A Guarda Revolucionária do Irã declarou neste domingo (09/08) que não reabrirá o Estreito de Ormuz, um gargalo crucial para o comércio mundial, até que os Estados Unidos cumpram as exigências de Teerã. O país exige indenização financeira pelos danos da guerra e o fim definitivo dos conflitos regionais.
O bloqueio, estabelecido após ataques dos Estados Unidos e Israel no final de fevereiro, impede a passagem de embarcações por uma rota que movimentava 20% do transporte de energia global antes do conflito. O Conselho Supremo de Segurança Nacional do Irã, órgão máximo de decisão do país, divulgou um comunicado detalhando as novas exigências.
Entre as condições, Teerã exige que Washington suspenda o bloqueio naval aos portos iranianos, retire forças da região, suspenda sanções e indenize integralmente o Irã pelos prejuízos de guerra. O comunicado também demanda o fim definitivo da guerra, incluindo agressões contra aliados iranianos no Líbano, Palestina, Iêmen e Iraque.

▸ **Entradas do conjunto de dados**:
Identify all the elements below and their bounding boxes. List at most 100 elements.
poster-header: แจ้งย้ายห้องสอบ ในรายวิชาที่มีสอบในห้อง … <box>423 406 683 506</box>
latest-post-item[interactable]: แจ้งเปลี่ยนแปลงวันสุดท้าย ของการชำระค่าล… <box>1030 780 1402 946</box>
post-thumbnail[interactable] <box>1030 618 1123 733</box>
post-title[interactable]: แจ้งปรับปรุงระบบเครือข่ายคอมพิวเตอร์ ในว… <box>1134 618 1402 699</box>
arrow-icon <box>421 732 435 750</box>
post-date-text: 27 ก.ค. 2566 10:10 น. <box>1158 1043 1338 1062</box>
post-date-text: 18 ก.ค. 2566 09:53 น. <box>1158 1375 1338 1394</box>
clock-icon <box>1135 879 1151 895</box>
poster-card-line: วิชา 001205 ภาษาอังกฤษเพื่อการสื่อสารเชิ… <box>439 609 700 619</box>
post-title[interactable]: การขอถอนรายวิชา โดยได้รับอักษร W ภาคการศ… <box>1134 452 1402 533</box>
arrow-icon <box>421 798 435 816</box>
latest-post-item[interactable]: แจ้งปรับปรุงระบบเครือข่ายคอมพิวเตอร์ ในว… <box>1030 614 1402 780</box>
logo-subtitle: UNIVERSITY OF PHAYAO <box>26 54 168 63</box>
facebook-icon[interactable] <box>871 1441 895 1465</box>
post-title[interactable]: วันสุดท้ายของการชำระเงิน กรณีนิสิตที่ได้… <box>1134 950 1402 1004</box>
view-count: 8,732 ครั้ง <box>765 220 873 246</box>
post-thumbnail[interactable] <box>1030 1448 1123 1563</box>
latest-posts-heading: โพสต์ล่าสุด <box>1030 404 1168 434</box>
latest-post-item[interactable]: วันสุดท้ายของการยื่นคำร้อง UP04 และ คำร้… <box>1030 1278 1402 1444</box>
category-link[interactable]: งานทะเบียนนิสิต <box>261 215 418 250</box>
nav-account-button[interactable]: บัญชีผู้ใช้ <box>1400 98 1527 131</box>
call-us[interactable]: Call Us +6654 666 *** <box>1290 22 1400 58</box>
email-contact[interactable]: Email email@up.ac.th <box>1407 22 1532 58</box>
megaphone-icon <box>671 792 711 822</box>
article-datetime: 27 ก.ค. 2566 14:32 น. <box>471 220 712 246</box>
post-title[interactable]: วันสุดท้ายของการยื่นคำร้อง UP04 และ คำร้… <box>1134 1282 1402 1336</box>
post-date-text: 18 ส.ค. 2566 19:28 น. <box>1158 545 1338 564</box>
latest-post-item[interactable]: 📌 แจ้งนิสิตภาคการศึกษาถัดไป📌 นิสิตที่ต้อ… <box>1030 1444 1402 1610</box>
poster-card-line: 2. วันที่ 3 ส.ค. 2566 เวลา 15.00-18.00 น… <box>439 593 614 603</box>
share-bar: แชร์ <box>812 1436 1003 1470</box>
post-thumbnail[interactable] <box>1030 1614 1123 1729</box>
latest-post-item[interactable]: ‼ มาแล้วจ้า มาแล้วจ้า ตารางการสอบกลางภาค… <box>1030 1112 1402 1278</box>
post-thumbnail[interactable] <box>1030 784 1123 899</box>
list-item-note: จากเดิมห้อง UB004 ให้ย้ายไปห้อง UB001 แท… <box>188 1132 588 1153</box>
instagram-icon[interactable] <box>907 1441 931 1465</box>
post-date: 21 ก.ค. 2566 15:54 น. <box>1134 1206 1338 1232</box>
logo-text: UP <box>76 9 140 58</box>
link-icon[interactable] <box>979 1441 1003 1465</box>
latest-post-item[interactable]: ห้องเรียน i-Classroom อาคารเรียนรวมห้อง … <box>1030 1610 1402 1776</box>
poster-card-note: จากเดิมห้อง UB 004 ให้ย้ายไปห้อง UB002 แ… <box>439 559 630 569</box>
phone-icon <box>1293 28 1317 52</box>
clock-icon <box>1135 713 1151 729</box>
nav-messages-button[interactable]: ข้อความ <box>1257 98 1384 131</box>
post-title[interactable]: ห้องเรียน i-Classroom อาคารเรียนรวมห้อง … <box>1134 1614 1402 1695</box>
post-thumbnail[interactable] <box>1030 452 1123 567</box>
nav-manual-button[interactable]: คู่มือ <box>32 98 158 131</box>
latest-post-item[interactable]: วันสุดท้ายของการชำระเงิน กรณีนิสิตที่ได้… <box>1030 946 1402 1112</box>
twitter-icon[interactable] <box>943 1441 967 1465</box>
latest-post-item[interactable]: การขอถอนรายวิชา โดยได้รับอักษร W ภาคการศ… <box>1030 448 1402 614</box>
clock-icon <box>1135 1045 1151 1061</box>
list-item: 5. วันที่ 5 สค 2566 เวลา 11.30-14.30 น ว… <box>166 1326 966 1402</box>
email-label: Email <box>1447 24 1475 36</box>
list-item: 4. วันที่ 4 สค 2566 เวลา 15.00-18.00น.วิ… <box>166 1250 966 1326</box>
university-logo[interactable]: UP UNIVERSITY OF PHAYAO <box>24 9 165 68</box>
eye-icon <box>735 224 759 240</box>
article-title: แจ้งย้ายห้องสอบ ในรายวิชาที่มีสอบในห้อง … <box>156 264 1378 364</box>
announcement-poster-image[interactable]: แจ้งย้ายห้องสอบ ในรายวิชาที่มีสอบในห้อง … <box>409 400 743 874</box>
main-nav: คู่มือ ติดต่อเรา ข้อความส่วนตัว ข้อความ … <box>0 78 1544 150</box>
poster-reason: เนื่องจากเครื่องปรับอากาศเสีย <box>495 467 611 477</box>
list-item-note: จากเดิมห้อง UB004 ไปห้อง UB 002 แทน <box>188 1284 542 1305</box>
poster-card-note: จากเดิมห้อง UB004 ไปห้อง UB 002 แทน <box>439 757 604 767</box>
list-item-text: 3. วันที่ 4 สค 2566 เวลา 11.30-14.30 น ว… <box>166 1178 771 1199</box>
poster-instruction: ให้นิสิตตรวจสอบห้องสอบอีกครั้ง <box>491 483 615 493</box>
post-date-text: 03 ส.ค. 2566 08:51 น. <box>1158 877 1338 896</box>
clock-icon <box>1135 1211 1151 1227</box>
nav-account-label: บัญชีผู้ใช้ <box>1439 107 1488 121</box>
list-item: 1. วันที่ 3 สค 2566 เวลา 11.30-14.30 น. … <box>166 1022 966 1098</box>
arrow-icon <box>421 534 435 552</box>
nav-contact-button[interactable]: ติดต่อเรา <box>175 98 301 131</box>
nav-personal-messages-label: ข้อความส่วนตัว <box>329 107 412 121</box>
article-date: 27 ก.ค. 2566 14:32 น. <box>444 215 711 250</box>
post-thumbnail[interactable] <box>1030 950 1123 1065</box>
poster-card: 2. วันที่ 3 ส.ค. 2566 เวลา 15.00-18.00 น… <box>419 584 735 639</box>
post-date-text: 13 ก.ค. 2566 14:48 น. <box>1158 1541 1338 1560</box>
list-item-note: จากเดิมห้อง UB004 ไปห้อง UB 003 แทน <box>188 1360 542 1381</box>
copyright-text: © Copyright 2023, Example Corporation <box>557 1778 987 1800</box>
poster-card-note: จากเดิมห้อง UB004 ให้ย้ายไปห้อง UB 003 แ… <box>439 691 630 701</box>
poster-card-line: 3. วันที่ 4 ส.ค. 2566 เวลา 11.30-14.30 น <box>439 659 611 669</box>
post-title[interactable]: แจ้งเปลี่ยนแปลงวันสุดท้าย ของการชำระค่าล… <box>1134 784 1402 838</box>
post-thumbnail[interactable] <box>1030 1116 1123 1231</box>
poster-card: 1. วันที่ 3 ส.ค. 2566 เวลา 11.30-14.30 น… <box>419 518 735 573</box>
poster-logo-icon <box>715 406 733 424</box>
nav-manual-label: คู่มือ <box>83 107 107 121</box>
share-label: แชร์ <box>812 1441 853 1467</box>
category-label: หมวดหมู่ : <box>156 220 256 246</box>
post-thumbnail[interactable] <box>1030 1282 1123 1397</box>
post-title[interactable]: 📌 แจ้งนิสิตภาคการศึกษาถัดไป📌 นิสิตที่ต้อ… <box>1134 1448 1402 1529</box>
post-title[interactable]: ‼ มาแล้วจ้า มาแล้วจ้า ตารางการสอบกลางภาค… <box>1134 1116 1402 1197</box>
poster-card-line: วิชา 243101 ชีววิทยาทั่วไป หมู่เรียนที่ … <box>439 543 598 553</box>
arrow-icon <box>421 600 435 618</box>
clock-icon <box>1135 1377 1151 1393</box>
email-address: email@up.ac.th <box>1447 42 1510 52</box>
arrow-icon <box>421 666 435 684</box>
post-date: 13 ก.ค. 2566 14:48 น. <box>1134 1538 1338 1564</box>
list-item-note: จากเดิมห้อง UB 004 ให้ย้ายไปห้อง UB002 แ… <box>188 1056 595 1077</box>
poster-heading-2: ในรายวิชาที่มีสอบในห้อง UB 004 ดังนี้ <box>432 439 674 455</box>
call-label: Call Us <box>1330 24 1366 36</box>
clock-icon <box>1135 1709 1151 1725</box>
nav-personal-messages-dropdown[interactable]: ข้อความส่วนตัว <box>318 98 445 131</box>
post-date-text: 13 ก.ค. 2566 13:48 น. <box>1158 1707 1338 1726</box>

▸ **DETALHES DO PROBLEMA**: Dê continuidade à notícia sobre o bloqueio do Estreito de Ormuz, começando logo após a última frase apresentada.

▸ **RESPOSTA À TAREFA**:
O ministro das Relações Exteriores do Irã, Abbas Araghchi, comentou que as negociações com Omã sobre o trânsito estavam avançando, mas afirmou que a reabertura do estreito depende de outras condições e da indenização pela violação de um acordo anterior de junho. Ele negou negociações diretas com Washington, dizendo que os governos apenas trocavam mensagens por intermediários.